_What the task asks_
Copy the data below word for word, starting with the line that contains "11, 516, 33]" and ending after the line that contains "377, 80, 439]", with both of those lines included.
>> begin
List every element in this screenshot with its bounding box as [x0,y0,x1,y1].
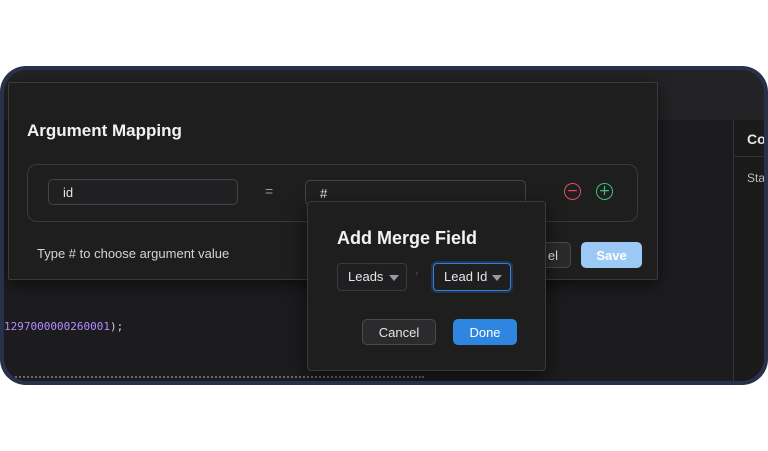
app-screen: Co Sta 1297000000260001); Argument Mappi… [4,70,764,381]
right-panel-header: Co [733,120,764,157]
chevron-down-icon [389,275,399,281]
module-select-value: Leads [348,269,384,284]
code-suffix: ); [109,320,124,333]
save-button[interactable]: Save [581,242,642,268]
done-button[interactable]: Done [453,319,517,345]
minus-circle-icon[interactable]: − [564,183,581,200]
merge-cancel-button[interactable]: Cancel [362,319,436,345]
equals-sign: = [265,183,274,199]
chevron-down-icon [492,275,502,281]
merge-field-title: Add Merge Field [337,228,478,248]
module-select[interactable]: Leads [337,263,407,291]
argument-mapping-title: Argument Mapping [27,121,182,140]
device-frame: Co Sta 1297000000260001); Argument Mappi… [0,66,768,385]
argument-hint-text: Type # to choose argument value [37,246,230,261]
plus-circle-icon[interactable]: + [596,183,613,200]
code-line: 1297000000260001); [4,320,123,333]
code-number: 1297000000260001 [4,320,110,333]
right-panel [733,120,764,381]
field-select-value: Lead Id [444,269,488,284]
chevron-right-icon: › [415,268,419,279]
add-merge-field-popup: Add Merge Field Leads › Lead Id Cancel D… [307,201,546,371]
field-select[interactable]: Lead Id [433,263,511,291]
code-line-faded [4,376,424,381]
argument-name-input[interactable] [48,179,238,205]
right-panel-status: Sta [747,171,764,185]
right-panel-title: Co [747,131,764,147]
>> end
>> begin
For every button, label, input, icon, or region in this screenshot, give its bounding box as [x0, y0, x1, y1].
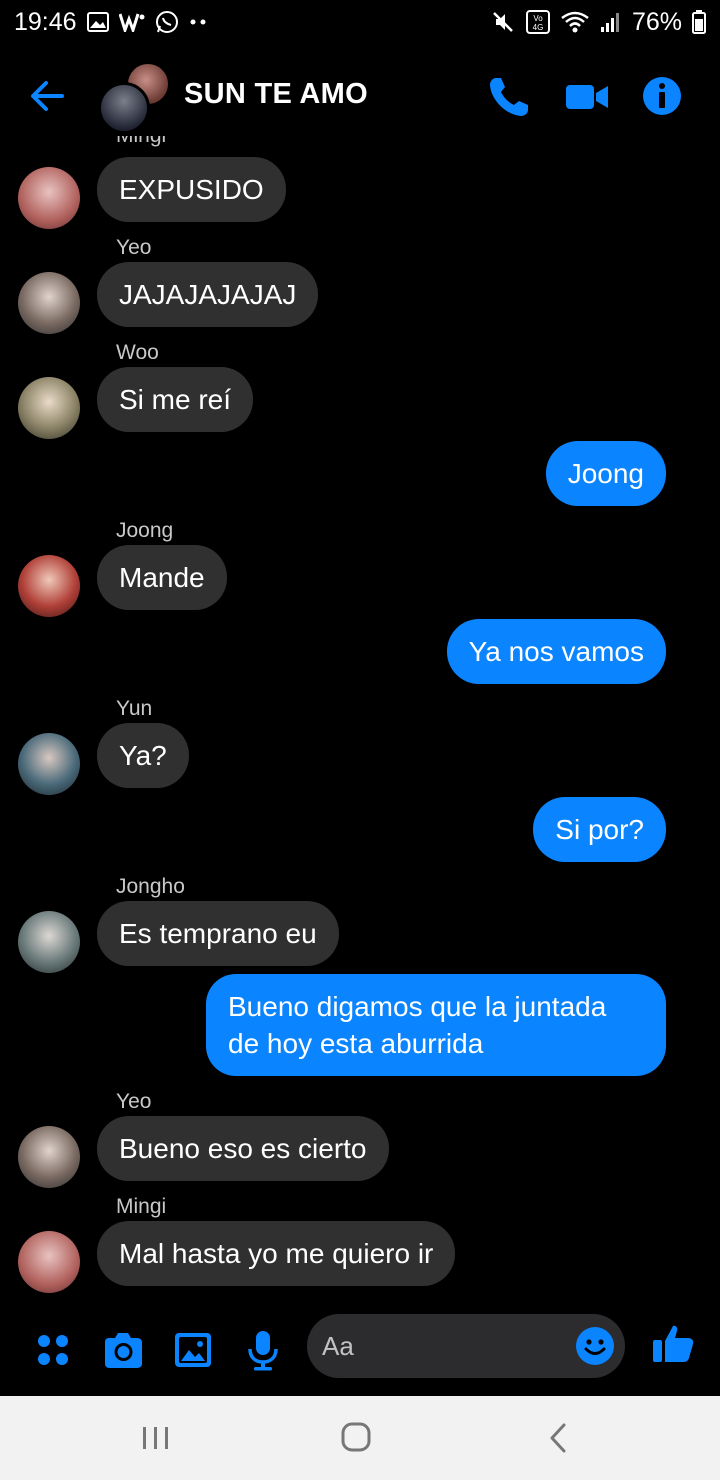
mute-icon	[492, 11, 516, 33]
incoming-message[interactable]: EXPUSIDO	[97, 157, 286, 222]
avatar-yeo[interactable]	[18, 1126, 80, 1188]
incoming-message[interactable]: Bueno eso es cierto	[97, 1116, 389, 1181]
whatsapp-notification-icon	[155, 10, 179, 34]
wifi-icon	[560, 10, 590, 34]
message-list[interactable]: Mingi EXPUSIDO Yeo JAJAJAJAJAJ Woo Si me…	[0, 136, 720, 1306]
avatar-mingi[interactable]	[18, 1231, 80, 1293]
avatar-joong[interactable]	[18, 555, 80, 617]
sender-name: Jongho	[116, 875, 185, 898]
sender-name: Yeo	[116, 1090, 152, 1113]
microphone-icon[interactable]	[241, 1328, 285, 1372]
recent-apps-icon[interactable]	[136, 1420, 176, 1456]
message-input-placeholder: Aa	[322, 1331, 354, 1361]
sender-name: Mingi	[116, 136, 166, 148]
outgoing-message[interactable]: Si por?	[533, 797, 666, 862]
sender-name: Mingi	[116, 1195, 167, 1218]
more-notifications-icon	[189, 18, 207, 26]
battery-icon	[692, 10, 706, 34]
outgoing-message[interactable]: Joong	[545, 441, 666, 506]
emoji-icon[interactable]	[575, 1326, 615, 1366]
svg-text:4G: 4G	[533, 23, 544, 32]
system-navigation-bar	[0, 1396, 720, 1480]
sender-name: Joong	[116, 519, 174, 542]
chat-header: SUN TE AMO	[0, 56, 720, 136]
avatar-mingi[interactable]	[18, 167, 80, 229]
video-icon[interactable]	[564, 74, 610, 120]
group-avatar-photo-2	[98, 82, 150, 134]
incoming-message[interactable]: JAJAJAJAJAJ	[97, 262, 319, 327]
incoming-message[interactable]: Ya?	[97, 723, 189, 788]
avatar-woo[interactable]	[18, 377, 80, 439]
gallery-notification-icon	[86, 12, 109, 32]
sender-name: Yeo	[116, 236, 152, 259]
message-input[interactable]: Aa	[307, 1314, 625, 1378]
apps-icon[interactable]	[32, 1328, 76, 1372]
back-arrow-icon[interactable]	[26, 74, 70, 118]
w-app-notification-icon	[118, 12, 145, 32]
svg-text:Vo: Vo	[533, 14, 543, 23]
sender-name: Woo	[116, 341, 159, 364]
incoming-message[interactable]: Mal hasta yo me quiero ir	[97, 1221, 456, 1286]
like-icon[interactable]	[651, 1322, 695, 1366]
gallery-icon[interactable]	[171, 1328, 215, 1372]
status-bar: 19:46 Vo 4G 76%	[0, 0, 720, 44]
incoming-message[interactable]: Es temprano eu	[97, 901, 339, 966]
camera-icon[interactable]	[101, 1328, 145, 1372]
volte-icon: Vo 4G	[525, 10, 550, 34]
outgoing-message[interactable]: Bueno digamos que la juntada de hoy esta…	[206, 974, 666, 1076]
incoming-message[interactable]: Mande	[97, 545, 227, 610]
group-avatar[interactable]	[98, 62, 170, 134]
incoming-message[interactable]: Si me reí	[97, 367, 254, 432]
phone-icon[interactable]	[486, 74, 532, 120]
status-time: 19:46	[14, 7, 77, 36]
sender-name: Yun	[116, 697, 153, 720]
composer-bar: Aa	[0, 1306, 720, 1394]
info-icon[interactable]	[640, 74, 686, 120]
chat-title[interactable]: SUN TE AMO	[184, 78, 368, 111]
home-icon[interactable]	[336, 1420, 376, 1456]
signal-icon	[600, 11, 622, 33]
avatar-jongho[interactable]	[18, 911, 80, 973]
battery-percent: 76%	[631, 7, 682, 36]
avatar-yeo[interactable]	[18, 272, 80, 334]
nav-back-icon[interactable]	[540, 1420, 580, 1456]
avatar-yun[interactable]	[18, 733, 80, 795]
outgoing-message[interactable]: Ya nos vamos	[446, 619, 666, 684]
>> end
_Solved problem_
mute-icon	[492, 11, 516, 33]
incoming-message[interactable]: EXPUSIDO	[97, 157, 286, 222]
avatar-yeo[interactable]	[18, 1126, 80, 1188]
incoming-message[interactable]: Bueno eso es cierto	[97, 1116, 389, 1181]
whatsapp-notification-icon	[155, 10, 179, 34]
wifi-icon	[560, 10, 590, 34]
message-list[interactable]: Mingi EXPUSIDO Yeo JAJAJAJAJAJ Woo Si me…	[0, 136, 720, 1306]
avatar-mingi[interactable]	[18, 1231, 80, 1293]
avatar-joong[interactable]	[18, 555, 80, 617]
sender-name: Jongho	[116, 875, 185, 898]
sender-name: Yeo	[116, 1090, 152, 1113]
microphone-icon[interactable]	[241, 1328, 285, 1372]
recent-apps-icon[interactable]	[136, 1420, 176, 1456]
message-input-placeholder: Aa	[322, 1331, 354, 1361]
sender-name: Mingi	[116, 136, 166, 148]
outgoing-message[interactable]: Si por?	[533, 797, 666, 862]
sender-name: Mingi	[116, 1195, 167, 1218]
more-notifications-icon	[189, 18, 207, 26]
battery-icon	[692, 10, 706, 34]
outgoing-message[interactable]: Joong	[545, 441, 666, 506]
emoji-icon[interactable]	[575, 1326, 615, 1366]
svg-text:4G: 4G	[533, 23, 544, 32]
system-navigation-bar	[0, 1396, 720, 1480]
sender-name: Joong	[116, 519, 174, 542]
chat-header: SUN TE AMO	[0, 56, 720, 136]
avatar-mingi[interactable]	[18, 167, 80, 229]
video-icon[interactable]	[564, 74, 610, 120]
group-avatar-photo-2	[98, 82, 150, 134]
incoming-message[interactable]: JAJAJAJAJAJ	[97, 262, 319, 327]
incoming-message[interactable]: Ya?	[97, 723, 189, 788]
avatar-woo[interactable]	[18, 377, 80, 439]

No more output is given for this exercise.